___ LISTED ENTRIES ___

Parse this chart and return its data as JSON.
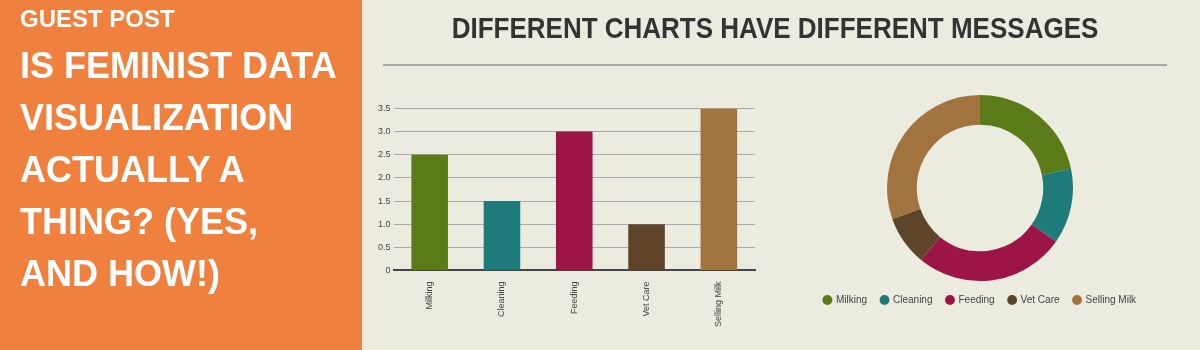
{
  "chart_data": [
    {
      "type": "other",
      "title": "GUEST POST",
      "subtitle": "IS FEMINIST DATA VISUALIZATION ACTUALLY A THING? (YES, AND HOW!)"
    },
    {
      "type": "bar",
      "title": "DIFFERENT CHARTS HAVE DIFFERENT MESSAGES",
      "categories": [
        "Milking",
        "Cleaning",
        "Feeding",
        "Vet Care",
        "Selling Milk"
      ],
      "values": [
        2.5,
        1.5,
        3.0,
        1.0,
        3.5
      ],
      "colors": [
        "#5b7a18",
        "#1e7b79",
        "#9c1546",
        "#5e4529",
        "#a2733f"
      ],
      "ylim": [
        0,
        3.5
      ],
      "yticks": [
        0,
        {
          "value": 0.5,
          "label": "0.5"
        },
        {
          "value": 1,
          "label": "1.0"
        },
        {
          "value": 1.5,
          "label": "1.5"
        },
        {
          "value": 2,
          "label": "2.0"
        },
        {
          "value": 2.5,
          "label": "2.5"
        },
        {
          "value": 3,
          "label": "3.0"
        },
        {
          "value": 3.5,
          "label": "3.5"
        }
      ],
      "grid": "y"
    },
    {
      "type": "donut",
      "categories": [
        "Milking",
        "Cleaning",
        "Feeding",
        "Vet Care",
        "Selling Milk"
      ],
      "values": [
        21.7,
        13.1,
        26.1,
        8.7,
        30.4
      ],
      "colors": [
        "#5b7a18",
        "#1e7b79",
        "#9c1546",
        "#5e4529",
        "#a2733f"
      ],
      "legend": "bottom"
    }
  ]
}
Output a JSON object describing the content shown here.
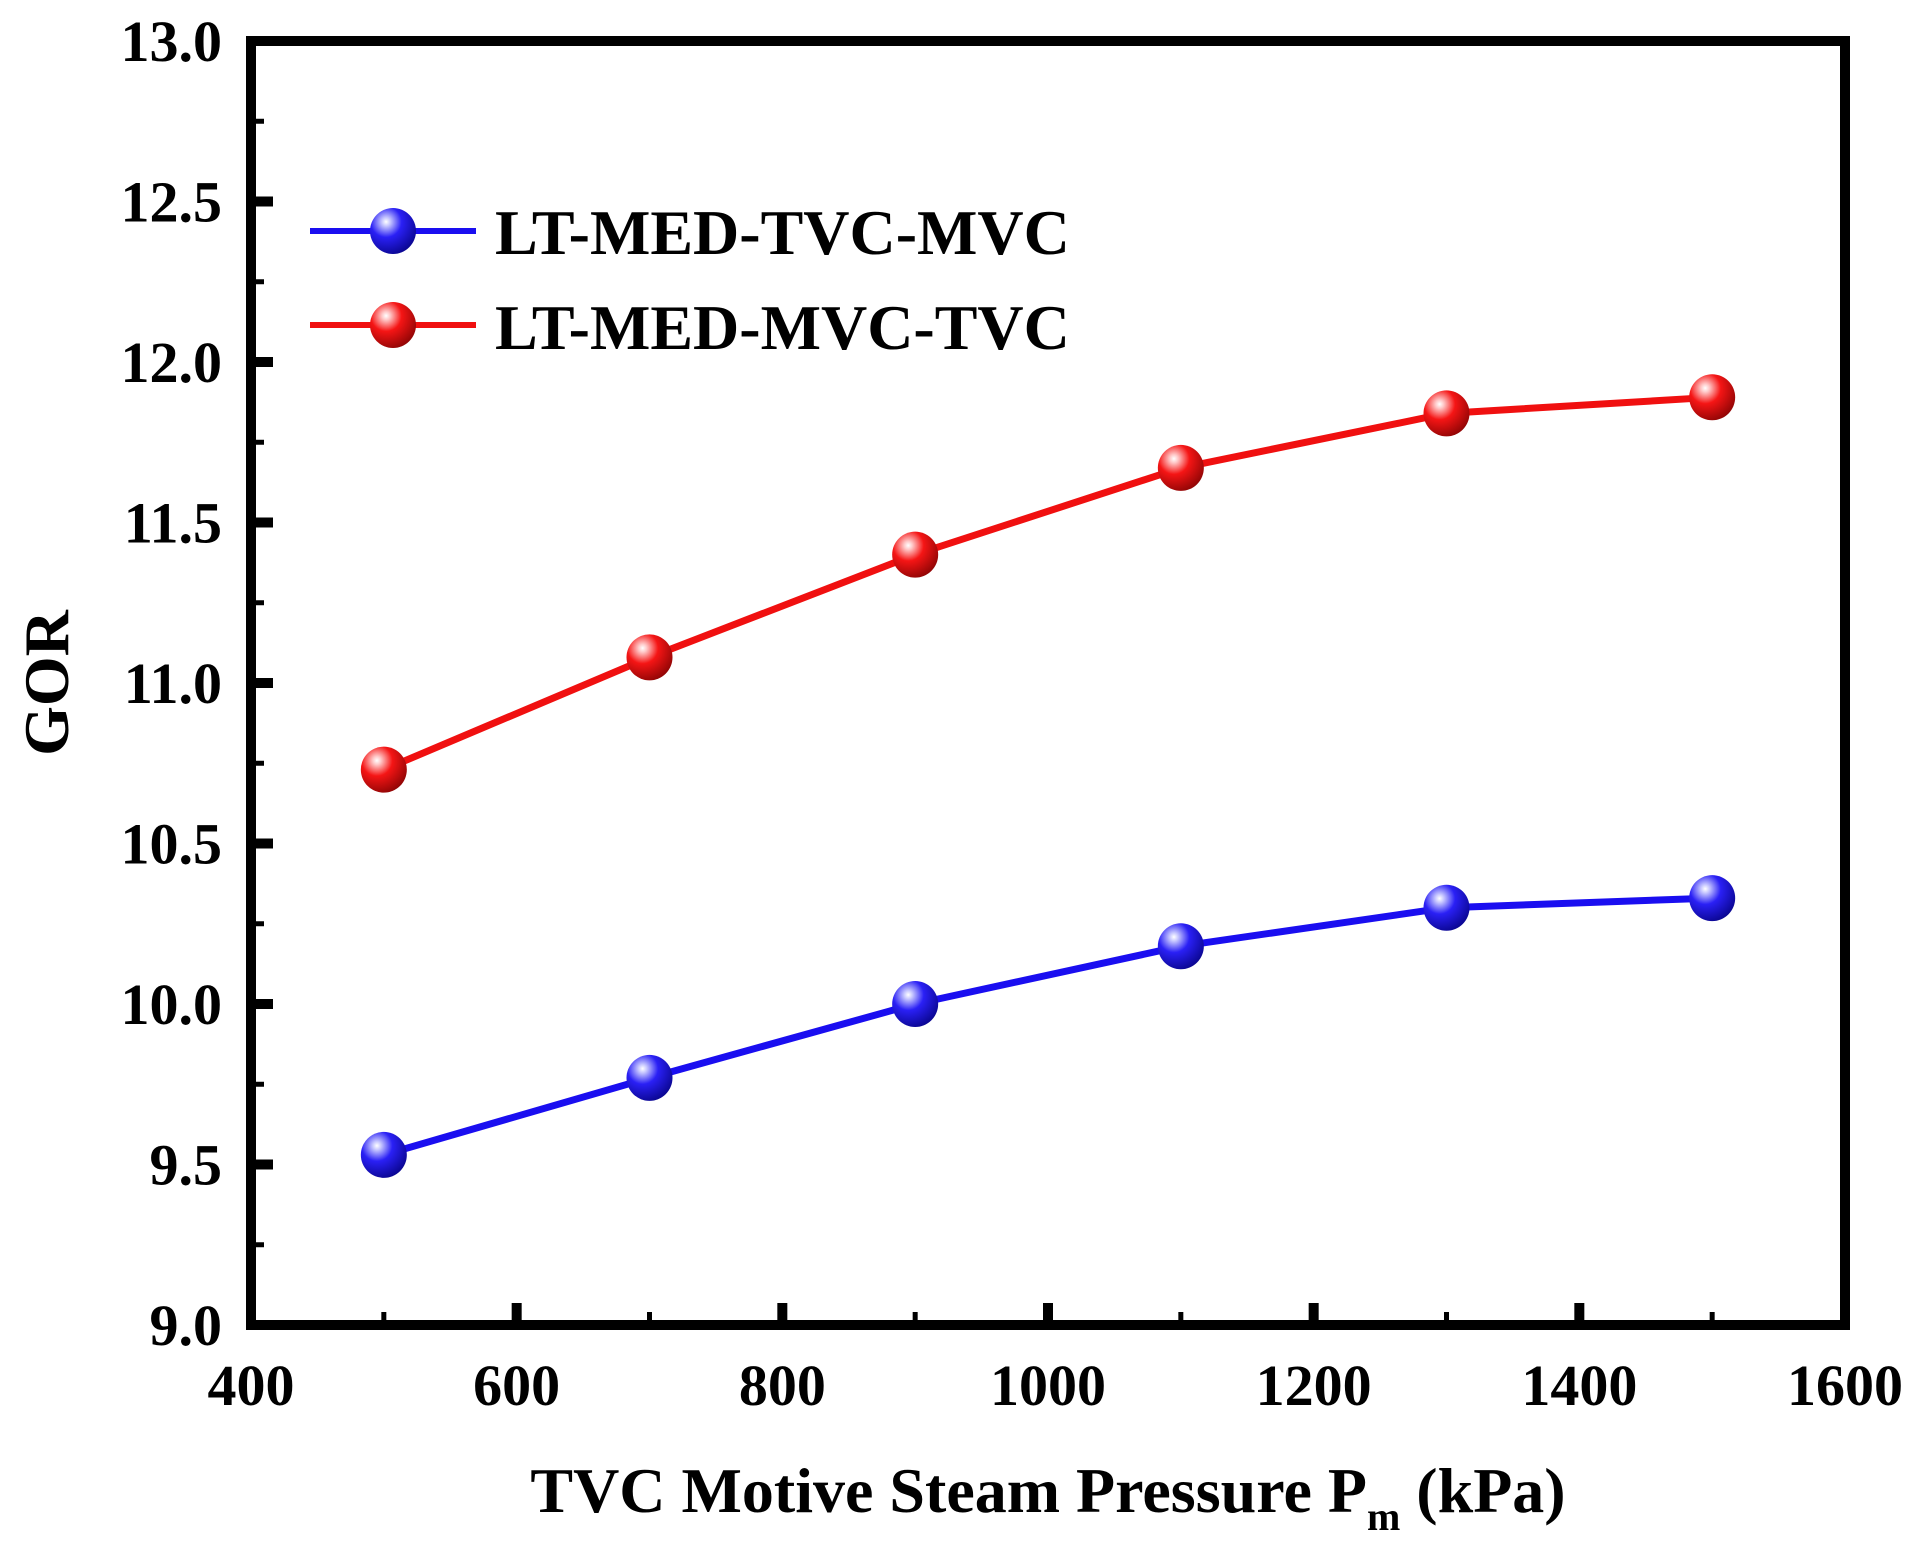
{
  "chart_data": {
    "type": "line",
    "title": "",
    "xlabel": "TVC Motive Steam Pressure P",
    "xlabel_subscript": "m",
    "xlabel_unit": "(kPa)",
    "ylabel": "GOR",
    "xlim": [
      400,
      1600
    ],
    "ylim": [
      9.0,
      13.0
    ],
    "xticks": [
      "400",
      "600",
      "800",
      "1000",
      "1200",
      "1400",
      "1600"
    ],
    "yticks": [
      "9.0",
      "9.5",
      "10.0",
      "10.5",
      "11.0",
      "11.5",
      "12.0",
      "12.5",
      "13.0"
    ],
    "x": [
      500,
      700,
      900,
      1100,
      1300,
      1500
    ],
    "series": [
      {
        "name": "LT-MED-TVC-MVC",
        "color": "#1a0ef0",
        "values": [
          9.53,
          9.77,
          10.0,
          10.18,
          10.3,
          10.33
        ]
      },
      {
        "name": "LT-MED-MVC-TVC",
        "color": "#f01010",
        "values": [
          10.73,
          11.08,
          11.4,
          11.67,
          11.84,
          11.89
        ]
      }
    ],
    "legend_position": "top-left",
    "grid": false
  }
}
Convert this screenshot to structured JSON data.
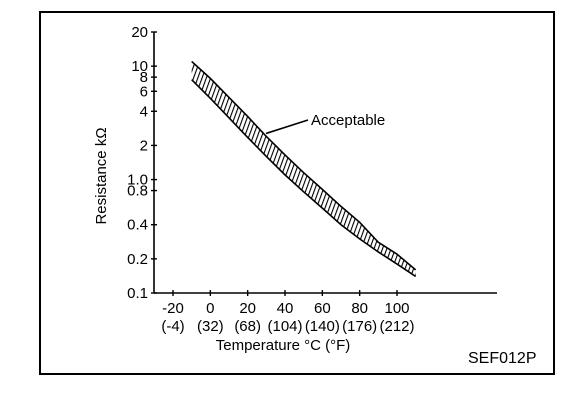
{
  "chart_data": {
    "type": "area",
    "title": "",
    "xlabel": "Temperature °C (°F)",
    "ylabel": "Resistance kΩ",
    "y_scale": "log",
    "x_ticks": [
      {
        "value": -20,
        "label": "-20",
        "sublabel": "(-4)"
      },
      {
        "value": 0,
        "label": "0",
        "sublabel": "(32)"
      },
      {
        "value": 20,
        "label": "20",
        "sublabel": "(68)"
      },
      {
        "value": 40,
        "label": "40",
        "sublabel": "(104)"
      },
      {
        "value": 60,
        "label": "60",
        "sublabel": "(140)"
      },
      {
        "value": 80,
        "label": "80",
        "sublabel": "(176)"
      },
      {
        "value": 100,
        "label": "100",
        "sublabel": "(212)"
      }
    ],
    "y_ticks": [
      {
        "value": 20,
        "label": "20"
      },
      {
        "value": 10,
        "label": "10"
      },
      {
        "value": 8,
        "label": "8"
      },
      {
        "value": 6,
        "label": "6"
      },
      {
        "value": 4,
        "label": "4"
      },
      {
        "value": 2,
        "label": "2"
      },
      {
        "value": 1.0,
        "label": "1.0"
      },
      {
        "value": 0.8,
        "label": "0.8"
      },
      {
        "value": 0.4,
        "label": "0.4"
      },
      {
        "value": 0.2,
        "label": "0.2"
      },
      {
        "value": 0.1,
        "label": "0.1"
      }
    ],
    "xlim": [
      -28,
      127
    ],
    "ylim": [
      0.1,
      20
    ],
    "series": [
      {
        "name": "Acceptable",
        "x": [
          -10,
          0,
          10,
          20,
          30,
          40,
          50,
          60,
          70,
          80,
          90,
          100,
          110
        ],
        "upper": [
          11,
          7.8,
          5.3,
          3.6,
          2.4,
          1.65,
          1.15,
          0.82,
          0.58,
          0.42,
          0.28,
          0.22,
          0.16
        ],
        "lower": [
          7.6,
          5.2,
          3.5,
          2.35,
          1.6,
          1.1,
          0.78,
          0.56,
          0.4,
          0.3,
          0.23,
          0.18,
          0.14
        ]
      }
    ],
    "annotation": {
      "text": "Acceptable",
      "x": 32,
      "y": 2.4
    }
  },
  "figure_id": "SEF012P"
}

___

- [EXERCISE PROMPT]: Exclude the pictures and repeat every other part of the records word for word.

- [FINAL RESULT]:
Parse this chart and return its data as JSON.
{
  "chart_data": [
    {
      "type": "other",
      "title": "GUEST POST",
      "subtitle": "IS FEMINIST DATA VISUALIZATION ACTUALLY A THING? (YES, AND HOW!)"
    },
    {
      "type": "bar",
      "title": "DIFFERENT CHARTS HAVE DIFFERENT MESSAGES",
      "categories": [
        "Milking",
        "Cleaning",
        "Feeding",
        "Vet Care",
        "Selling Milk"
      ],
      "values": [
        2.5,
        1.5,
        3.0,
        1.0,
        3.5
      ],
      "colors": [
        "#5b7a18",
        "#1e7b79",
        "#9c1546",
        "#5e4529",
        "#a2733f"
      ],
      "ylim": [
        0,
        3.5
      ],
      "yticks": [
        0,
        {
          "value": 0.5,
          "label": "0.5"
        },
        {
          "value": 1,
          "label": "1.0"
        },
        {
          "value": 1.5,
          "label": "1.5"
        },
        {
          "value": 2,
          "label": "2.0"
        },
        {
          "value": 2.5,
          "label": "2.5"
        },
        {
          "value": 3,
          "label": "3.0"
        },
        {
          "value": 3.5,
          "label": "3.5"
        }
      ],
      "grid": "y"
    },
    {
      "type": "donut",
      "categories": [
        "Milking",
        "Cleaning",
        "Feeding",
        "Vet Care",
        "Selling Milk"
      ],
      "values": [
        21.7,
        13.1,
        26.1,
        8.7,
        30.4
      ],
      "colors": [
        "#5b7a18",
        "#1e7b79",
        "#9c1546",
        "#5e4529",
        "#a2733f"
      ],
      "legend": "bottom"
    }
  ]
}
Output a JSON object describing the content shown here.
{
  "chart_data": {
    "type": "line",
    "title": "",
    "xlabel": "TVC Motive Steam Pressure P",
    "xlabel_subscript": "m",
    "xlabel_unit": "(kPa)",
    "ylabel": "GOR",
    "xlim": [
      400,
      1600
    ],
    "ylim": [
      9.0,
      13.0
    ],
    "xticks": [
      "400",
      "600",
      "800",
      "1000",
      "1200",
      "1400",
      "1600"
    ],
    "yticks": [
      "9.0",
      "9.5",
      "10.0",
      "10.5",
      "11.0",
      "11.5",
      "12.0",
      "12.5",
      "13.0"
    ],
    "x": [
      500,
      700,
      900,
      1100,
      1300,
      1500
    ],
    "series": [
      {
        "name": "LT-MED-TVC-MVC",
        "color": "#1a0ef0",
        "values": [
          9.53,
          9.77,
          10.0,
          10.18,
          10.3,
          10.33
        ]
      },
      {
        "name": "LT-MED-MVC-TVC",
        "color": "#f01010",
        "values": [
          10.73,
          11.08,
          11.4,
          11.67,
          11.84,
          11.89
        ]
      }
    ],
    "legend_position": "top-left",
    "grid": false
  }
}
Convert this screenshot to structured JSON data.
{
  "chart_data": {
    "type": "area",
    "title": "",
    "xlabel": "Temperature °C (°F)",
    "ylabel": "Resistance kΩ",
    "y_scale": "log",
    "x_ticks": [
      {
        "value": -20,
        "label": "-20",
        "sublabel": "(-4)"
      },
      {
        "value": 0,
        "label": "0",
        "sublabel": "(32)"
      },
      {
        "value": 20,
        "label": "20",
        "sublabel": "(68)"
      },
      {
        "value": 40,
        "label": "40",
        "sublabel": "(104)"
      },
      {
        "value": 60,
        "label": "60",
        "sublabel": "(140)"
      },
      {
        "value": 80,
        "label": "80",
        "sublabel": "(176)"
      },
      {
        "value": 100,
        "label": "100",
        "sublabel": "(212)"
      }
    ],
    "y_ticks": [
      {
        "value": 20,
        "label": "20"
      },
      {
        "value": 10,
        "label": "10"
      },
      {
        "value": 8,
        "label": "8"
      },
      {
        "value": 6,
        "label": "6"
      },
      {
        "value": 4,
        "label": "4"
      },
      {
        "value": 2,
        "label": "2"
      },
      {
        "value": 1.0,
        "label": "1.0"
      },
      {
        "value": 0.8,
        "label": "0.8"
      },
      {
        "value": 0.4,
        "label": "0.4"
      },
      {
        "value": 0.2,
        "label": "0.2"
      },
      {
        "value": 0.1,
        "label": "0.1"
      }
    ],
    "xlim": [
      -28,
      127
    ],
    "ylim": [
      0.1,
      20
    ],
    "series": [
      {
        "name": "Acceptable",
        "x": [
          -10,
          0,
          10,
          20,
          30,
          40,
          50,
          60,
          70,
          80,
          90,
          100,
          110
        ],
        "upper": [
          11,
          7.8,
          5.3,
          3.6,
          2.4,
          1.65,
          1.15,
          0.82,
          0.58,
          0.42,
          0.28,
          0.22,
          0.16
        ],
        "lower": [
          7.6,
          5.2,
          3.5,
          2.35,
          1.6,
          1.1,
          0.78,
          0.56,
          0.4,
          0.3,
          0.23,
          0.18,
          0.14
        ]
      }
    ],
    "annotation": {
      "text": "Acceptable",
      "x": 32,
      "y": 2.4
    }
  },
  "figure_id": "SEF012P"
}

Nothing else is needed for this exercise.